[START]
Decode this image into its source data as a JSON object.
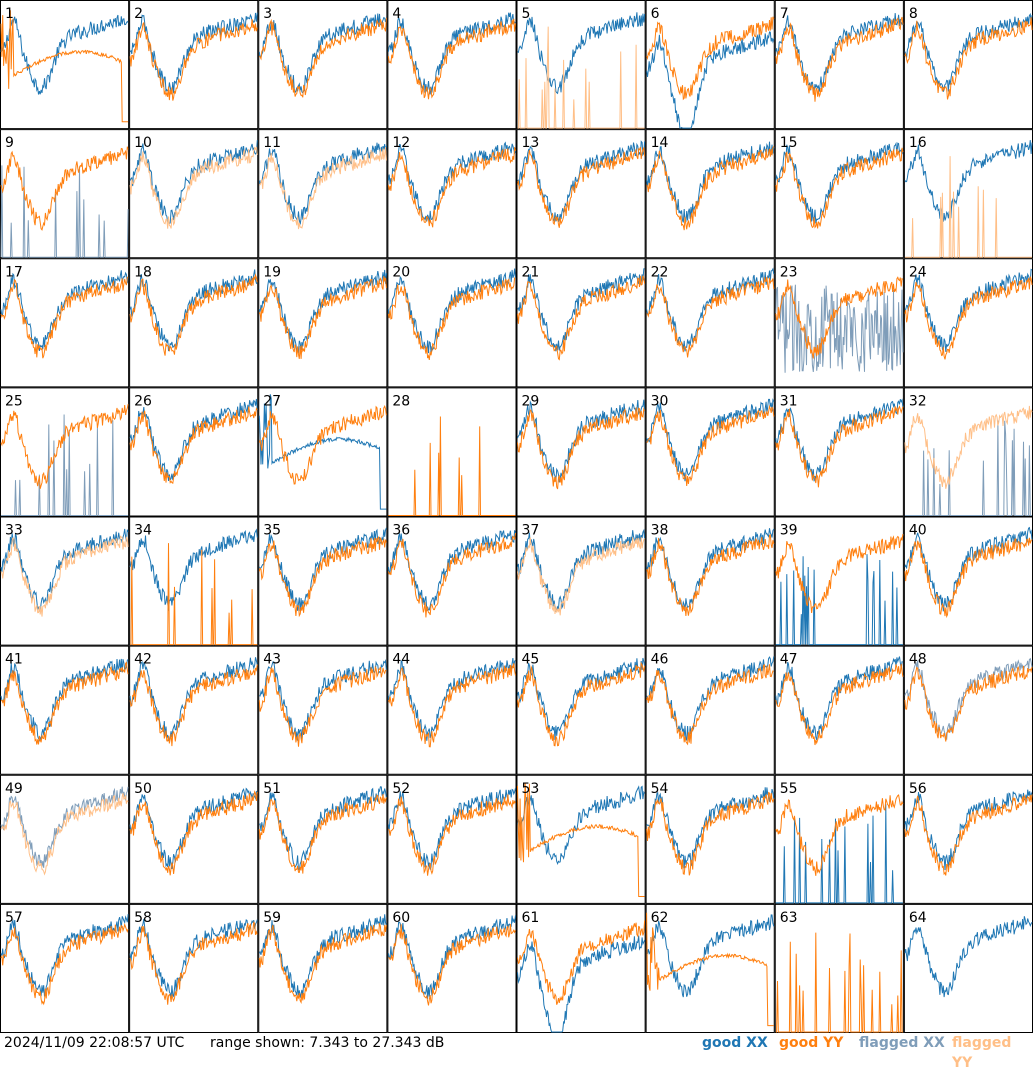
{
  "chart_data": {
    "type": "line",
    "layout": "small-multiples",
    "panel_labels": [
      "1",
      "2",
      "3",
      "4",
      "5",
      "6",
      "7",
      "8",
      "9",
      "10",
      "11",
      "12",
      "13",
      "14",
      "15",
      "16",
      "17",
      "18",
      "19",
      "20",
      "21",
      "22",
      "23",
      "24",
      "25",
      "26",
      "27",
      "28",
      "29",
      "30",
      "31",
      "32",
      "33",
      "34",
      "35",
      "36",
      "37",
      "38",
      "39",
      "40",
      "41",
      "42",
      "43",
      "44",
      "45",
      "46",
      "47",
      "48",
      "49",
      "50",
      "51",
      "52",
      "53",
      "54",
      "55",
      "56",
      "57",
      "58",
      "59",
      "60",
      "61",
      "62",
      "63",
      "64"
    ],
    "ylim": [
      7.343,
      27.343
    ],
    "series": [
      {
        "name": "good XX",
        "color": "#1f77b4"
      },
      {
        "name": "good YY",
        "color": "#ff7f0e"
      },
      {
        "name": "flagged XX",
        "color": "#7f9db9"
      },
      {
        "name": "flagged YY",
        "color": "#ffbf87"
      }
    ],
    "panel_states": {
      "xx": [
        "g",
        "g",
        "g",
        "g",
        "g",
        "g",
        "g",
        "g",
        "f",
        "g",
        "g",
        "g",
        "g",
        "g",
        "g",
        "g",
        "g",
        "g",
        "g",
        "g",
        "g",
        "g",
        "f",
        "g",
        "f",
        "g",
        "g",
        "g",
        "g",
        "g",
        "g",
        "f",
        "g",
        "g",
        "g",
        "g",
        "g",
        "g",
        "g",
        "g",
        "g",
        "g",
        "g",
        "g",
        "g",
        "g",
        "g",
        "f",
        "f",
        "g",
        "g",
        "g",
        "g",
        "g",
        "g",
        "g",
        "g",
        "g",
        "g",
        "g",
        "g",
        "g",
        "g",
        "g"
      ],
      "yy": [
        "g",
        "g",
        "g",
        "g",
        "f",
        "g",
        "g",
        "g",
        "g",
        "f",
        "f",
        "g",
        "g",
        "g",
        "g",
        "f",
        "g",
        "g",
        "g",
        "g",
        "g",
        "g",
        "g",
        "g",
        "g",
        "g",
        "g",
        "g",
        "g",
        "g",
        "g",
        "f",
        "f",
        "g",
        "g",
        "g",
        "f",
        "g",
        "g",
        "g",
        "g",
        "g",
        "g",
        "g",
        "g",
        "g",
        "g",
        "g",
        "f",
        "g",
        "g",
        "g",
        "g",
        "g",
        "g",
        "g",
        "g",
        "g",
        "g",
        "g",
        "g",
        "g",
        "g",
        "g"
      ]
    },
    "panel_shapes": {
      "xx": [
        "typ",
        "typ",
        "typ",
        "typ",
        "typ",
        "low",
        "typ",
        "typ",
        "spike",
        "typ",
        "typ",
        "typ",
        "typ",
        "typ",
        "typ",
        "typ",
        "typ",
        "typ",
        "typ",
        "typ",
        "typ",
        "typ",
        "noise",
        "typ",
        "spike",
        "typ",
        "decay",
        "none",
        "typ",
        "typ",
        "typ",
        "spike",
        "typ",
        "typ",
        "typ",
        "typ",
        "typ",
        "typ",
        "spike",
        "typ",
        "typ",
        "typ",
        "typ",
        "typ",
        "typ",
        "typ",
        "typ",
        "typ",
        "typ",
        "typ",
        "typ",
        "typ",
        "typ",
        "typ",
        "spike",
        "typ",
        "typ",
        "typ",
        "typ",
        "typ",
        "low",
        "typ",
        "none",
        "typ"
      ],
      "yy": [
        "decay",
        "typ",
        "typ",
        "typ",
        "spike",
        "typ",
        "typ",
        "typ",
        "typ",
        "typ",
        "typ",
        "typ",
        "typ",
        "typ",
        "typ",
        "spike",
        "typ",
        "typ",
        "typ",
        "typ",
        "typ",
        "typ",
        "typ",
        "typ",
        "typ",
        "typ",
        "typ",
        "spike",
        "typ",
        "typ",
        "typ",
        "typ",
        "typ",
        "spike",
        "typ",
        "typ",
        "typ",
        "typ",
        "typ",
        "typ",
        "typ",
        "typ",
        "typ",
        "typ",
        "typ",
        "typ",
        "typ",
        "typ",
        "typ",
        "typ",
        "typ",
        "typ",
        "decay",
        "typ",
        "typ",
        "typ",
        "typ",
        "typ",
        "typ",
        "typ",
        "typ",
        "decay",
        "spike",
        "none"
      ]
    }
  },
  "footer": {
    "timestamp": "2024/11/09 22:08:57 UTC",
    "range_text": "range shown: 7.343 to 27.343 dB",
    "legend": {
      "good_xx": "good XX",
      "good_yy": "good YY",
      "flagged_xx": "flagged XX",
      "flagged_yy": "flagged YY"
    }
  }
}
[END]
* _EXERCISE_: Omit the pictures and restate the rest of the records verbatim.

* _OUTPUT FOR THIS EXERCISE_:
Decode this image into its source data as a JSON object.
{
  "chart_data": {
    "type": "line",
    "layout": "small-multiples",
    "panel_labels": [
      "1",
      "2",
      "3",
      "4",
      "5",
      "6",
      "7",
      "8",
      "9",
      "10",
      "11",
      "12",
      "13",
      "14",
      "15",
      "16",
      "17",
      "18",
      "19",
      "20",
      "21",
      "22",
      "23",
      "24",
      "25",
      "26",
      "27",
      "28",
      "29",
      "30",
      "31",
      "32",
      "33",
      "34",
      "35",
      "36",
      "37",
      "38",
      "39",
      "40",
      "41",
      "42",
      "43",
      "44",
      "45",
      "46",
      "47",
      "48",
      "49",
      "50",
      "51",
      "52",
      "53",
      "54",
      "55",
      "56",
      "57",
      "58",
      "59",
      "60",
      "61",
      "62",
      "63",
      "64"
    ],
    "ylim": [
      7.343,
      27.343
    ],
    "series": [
      {
        "name": "good XX",
        "color": "#1f77b4"
      },
      {
        "name": "good YY",
        "color": "#ff7f0e"
      },
      {
        "name": "flagged XX",
        "color": "#7f9db9"
      },
      {
        "name": "flagged YY",
        "color": "#ffbf87"
      }
    ],
    "panel_states": {
      "xx": [
        "g",
        "g",
        "g",
        "g",
        "g",
        "g",
        "g",
        "g",
        "f",
        "g",
        "g",
        "g",
        "g",
        "g",
        "g",
        "g",
        "g",
        "g",
        "g",
        "g",
        "g",
        "g",
        "f",
        "g",
        "f",
        "g",
        "g",
        "g",
        "g",
        "g",
        "g",
        "f",
        "g",
        "g",
        "g",
        "g",
        "g",
        "g",
        "g",
        "g",
        "g",
        "g",
        "g",
        "g",
        "g",
        "g",
        "g",
        "f",
        "f",
        "g",
        "g",
        "g",
        "g",
        "g",
        "g",
        "g",
        "g",
        "g",
        "g",
        "g",
        "g",
        "g",
        "g",
        "g"
      ],
      "yy": [
        "g",
        "g",
        "g",
        "g",
        "f",
        "g",
        "g",
        "g",
        "g",
        "f",
        "f",
        "g",
        "g",
        "g",
        "g",
        "f",
        "g",
        "g",
        "g",
        "g",
        "g",
        "g",
        "g",
        "g",
        "g",
        "g",
        "g",
        "g",
        "g",
        "g",
        "g",
        "f",
        "f",
        "g",
        "g",
        "g",
        "f",
        "g",
        "g",
        "g",
        "g",
        "g",
        "g",
        "g",
        "g",
        "g",
        "g",
        "g",
        "f",
        "g",
        "g",
        "g",
        "g",
        "g",
        "g",
        "g",
        "g",
        "g",
        "g",
        "g",
        "g",
        "g",
        "g",
        "g"
      ]
    },
    "panel_shapes": {
      "xx": [
        "typ",
        "typ",
        "typ",
        "typ",
        "typ",
        "low",
        "typ",
        "typ",
        "spike",
        "typ",
        "typ",
        "typ",
        "typ",
        "typ",
        "typ",
        "typ",
        "typ",
        "typ",
        "typ",
        "typ",
        "typ",
        "typ",
        "noise",
        "typ",
        "spike",
        "typ",
        "decay",
        "none",
        "typ",
        "typ",
        "typ",
        "spike",
        "typ",
        "typ",
        "typ",
        "typ",
        "typ",
        "typ",
        "spike",
        "typ",
        "typ",
        "typ",
        "typ",
        "typ",
        "typ",
        "typ",
        "typ",
        "typ",
        "typ",
        "typ",
        "typ",
        "typ",
        "typ",
        "typ",
        "spike",
        "typ",
        "typ",
        "typ",
        "typ",
        "typ",
        "low",
        "typ",
        "none",
        "typ"
      ],
      "yy": [
        "decay",
        "typ",
        "typ",
        "typ",
        "spike",
        "typ",
        "typ",
        "typ",
        "typ",
        "typ",
        "typ",
        "typ",
        "typ",
        "typ",
        "typ",
        "spike",
        "typ",
        "typ",
        "typ",
        "typ",
        "typ",
        "typ",
        "typ",
        "typ",
        "typ",
        "typ",
        "typ",
        "spike",
        "typ",
        "typ",
        "typ",
        "typ",
        "typ",
        "spike",
        "typ",
        "typ",
        "typ",
        "typ",
        "typ",
        "typ",
        "typ",
        "typ",
        "typ",
        "typ",
        "typ",
        "typ",
        "typ",
        "typ",
        "typ",
        "typ",
        "typ",
        "typ",
        "decay",
        "typ",
        "typ",
        "typ",
        "typ",
        "typ",
        "typ",
        "typ",
        "typ",
        "decay",
        "spike",
        "none"
      ]
    }
  },
  "footer": {
    "timestamp": "2024/11/09 22:08:57 UTC",
    "range_text": "range shown: 7.343 to 27.343 dB",
    "legend": {
      "good_xx": "good XX",
      "good_yy": "good YY",
      "flagged_xx": "flagged XX",
      "flagged_yy": "flagged YY"
    }
  }
}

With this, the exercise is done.